INSTRUCCIONES DE LA TAREA:
Reproduce sin cambios los registros desde la línea que contiene "42, 852, 62]" hasta la línea que contiene "173, 1015, 196]", ambas incluidas.

MATERIAL PROPORCIONADO:

****

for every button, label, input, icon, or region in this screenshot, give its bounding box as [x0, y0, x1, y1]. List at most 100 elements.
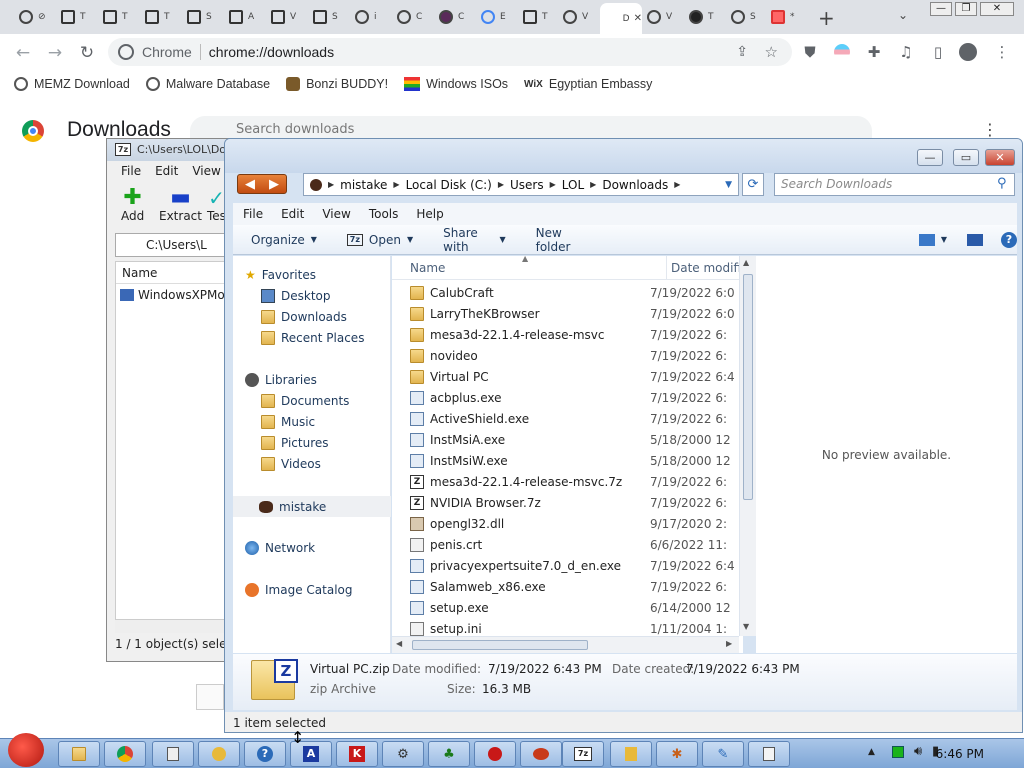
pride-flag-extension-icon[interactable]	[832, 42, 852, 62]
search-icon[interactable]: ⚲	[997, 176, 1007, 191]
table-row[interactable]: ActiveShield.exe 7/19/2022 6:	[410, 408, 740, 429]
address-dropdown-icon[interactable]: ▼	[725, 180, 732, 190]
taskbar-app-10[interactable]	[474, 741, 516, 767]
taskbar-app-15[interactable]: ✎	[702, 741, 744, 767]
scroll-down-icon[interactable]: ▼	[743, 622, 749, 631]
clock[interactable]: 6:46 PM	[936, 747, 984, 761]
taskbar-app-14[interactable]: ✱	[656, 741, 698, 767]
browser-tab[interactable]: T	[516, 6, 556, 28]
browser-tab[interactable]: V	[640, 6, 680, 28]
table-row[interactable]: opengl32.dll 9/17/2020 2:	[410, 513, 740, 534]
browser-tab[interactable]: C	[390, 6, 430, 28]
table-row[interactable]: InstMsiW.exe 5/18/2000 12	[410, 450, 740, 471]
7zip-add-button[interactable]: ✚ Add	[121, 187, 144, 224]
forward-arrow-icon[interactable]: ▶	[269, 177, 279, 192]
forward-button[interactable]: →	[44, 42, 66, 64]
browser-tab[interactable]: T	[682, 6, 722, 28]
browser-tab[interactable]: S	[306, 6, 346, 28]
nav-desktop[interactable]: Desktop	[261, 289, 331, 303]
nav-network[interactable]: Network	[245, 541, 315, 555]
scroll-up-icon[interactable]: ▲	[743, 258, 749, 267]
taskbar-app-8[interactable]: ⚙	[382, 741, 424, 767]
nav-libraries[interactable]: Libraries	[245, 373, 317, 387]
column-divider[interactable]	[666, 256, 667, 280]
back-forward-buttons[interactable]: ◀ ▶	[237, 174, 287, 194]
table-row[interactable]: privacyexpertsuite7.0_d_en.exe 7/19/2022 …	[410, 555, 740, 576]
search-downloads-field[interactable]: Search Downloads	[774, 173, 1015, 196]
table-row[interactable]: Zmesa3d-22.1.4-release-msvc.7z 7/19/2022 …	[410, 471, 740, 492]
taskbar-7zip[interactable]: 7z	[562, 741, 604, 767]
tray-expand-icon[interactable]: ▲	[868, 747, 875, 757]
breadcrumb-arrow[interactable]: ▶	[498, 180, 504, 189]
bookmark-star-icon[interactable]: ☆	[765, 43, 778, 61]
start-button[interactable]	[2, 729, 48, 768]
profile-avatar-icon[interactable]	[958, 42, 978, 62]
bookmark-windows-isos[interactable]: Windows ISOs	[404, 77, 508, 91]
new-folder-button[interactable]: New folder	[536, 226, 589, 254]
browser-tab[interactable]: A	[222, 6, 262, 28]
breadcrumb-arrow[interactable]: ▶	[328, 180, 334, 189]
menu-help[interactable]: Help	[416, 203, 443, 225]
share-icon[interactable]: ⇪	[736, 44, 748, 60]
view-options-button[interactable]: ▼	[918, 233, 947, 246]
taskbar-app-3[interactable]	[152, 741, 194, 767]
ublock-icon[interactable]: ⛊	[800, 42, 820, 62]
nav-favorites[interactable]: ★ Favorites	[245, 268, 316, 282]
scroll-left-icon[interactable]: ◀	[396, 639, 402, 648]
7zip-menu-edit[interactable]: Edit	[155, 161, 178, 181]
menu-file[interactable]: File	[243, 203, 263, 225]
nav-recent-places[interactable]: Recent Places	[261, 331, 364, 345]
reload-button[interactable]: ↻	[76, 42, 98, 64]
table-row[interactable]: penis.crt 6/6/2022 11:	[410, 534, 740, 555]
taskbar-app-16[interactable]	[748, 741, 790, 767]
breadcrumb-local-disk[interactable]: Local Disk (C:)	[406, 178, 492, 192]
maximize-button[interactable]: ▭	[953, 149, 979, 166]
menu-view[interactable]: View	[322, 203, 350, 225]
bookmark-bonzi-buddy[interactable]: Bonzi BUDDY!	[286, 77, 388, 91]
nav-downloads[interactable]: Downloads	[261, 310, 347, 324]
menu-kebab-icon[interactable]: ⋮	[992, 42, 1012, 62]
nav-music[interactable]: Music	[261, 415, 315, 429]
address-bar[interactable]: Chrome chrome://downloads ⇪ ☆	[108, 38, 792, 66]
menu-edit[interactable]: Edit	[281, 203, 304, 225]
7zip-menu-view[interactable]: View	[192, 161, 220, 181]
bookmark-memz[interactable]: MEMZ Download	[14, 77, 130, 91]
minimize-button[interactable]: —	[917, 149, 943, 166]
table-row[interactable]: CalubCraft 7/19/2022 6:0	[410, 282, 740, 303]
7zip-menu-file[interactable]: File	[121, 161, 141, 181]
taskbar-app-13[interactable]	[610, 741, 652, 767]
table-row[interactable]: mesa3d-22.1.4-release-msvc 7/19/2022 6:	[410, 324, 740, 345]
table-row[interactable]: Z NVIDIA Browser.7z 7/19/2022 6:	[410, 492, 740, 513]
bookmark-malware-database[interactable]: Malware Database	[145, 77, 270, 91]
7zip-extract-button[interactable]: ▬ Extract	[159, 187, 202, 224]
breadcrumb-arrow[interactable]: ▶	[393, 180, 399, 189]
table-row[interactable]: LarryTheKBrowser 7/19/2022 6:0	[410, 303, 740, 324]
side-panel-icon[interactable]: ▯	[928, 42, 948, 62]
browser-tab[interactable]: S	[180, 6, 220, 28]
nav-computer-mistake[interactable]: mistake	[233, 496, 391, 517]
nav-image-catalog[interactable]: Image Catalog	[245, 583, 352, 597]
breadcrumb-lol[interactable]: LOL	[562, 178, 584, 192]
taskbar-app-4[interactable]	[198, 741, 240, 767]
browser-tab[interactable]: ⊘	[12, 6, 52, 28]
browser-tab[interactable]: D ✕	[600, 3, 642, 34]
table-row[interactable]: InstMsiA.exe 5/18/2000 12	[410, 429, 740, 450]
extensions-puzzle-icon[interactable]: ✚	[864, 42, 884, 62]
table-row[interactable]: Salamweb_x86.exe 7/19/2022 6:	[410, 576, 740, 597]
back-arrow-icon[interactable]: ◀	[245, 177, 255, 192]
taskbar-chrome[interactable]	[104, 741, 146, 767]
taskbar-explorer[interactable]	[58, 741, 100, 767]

****

EN RESPUESTA:
pride-flag-extension-icon[interactable]	[832, 42, 852, 62]
search-icon[interactable]: ⚲	[997, 176, 1007, 191]
table-row[interactable]: ActiveShield.exe 7/19/2022 6:	[410, 408, 740, 429]
address-dropdown-icon[interactable]: ▼	[725, 180, 732, 190]
taskbar-app-10[interactable]	[474, 741, 516, 767]
taskbar-app-15[interactable]: ✎	[702, 741, 744, 767]
scroll-down-icon[interactable]: ▼	[743, 622, 749, 631]
clock[interactable]: 6:46 PM	[936, 747, 984, 761]
taskbar-app-14[interactable]: ✱	[656, 741, 698, 767]
browser-tab[interactable]: T	[516, 6, 556, 28]
browser-tab[interactable]: V	[640, 6, 680, 28]
table-row[interactable]: opengl32.dll 9/17/2020 2:	[410, 513, 740, 534]
browser-tab[interactable]: C	[390, 6, 430, 28]
table-row[interactable]: InstMsiW.exe 5/18/2000 12	[410, 450, 740, 471]
7zip-add-button[interactable]: ✚ Add	[121, 187, 144, 224]
forward-arrow-icon[interactable]: ▶	[269, 177, 279, 192]
forward-button[interactable]: →	[44, 42, 66, 64]
browser-tab[interactable]: T	[682, 6, 722, 28]
browser-tab[interactable]: S	[306, 6, 346, 28]
nav-desktop[interactable]: Desktop	[261, 289, 331, 303]
nav-network[interactable]: Network	[245, 541, 315, 555]
scroll-up-icon[interactable]: ▲	[743, 258, 749, 267]
taskbar-app-8[interactable]: ⚙	[382, 741, 424, 767]
nav-libraries[interactable]: Libraries	[245, 373, 317, 387]
column-divider[interactable]	[666, 256, 667, 280]
back-forward-buttons[interactable]: ◀ ▶	[237, 174, 287, 194]
table-row[interactable]: privacyexpertsuite7.0_d_en.exe 7/19/2022 …	[410, 555, 740, 576]
search-downloads-field[interactable]: Search Downloads	[774, 173, 1015, 196]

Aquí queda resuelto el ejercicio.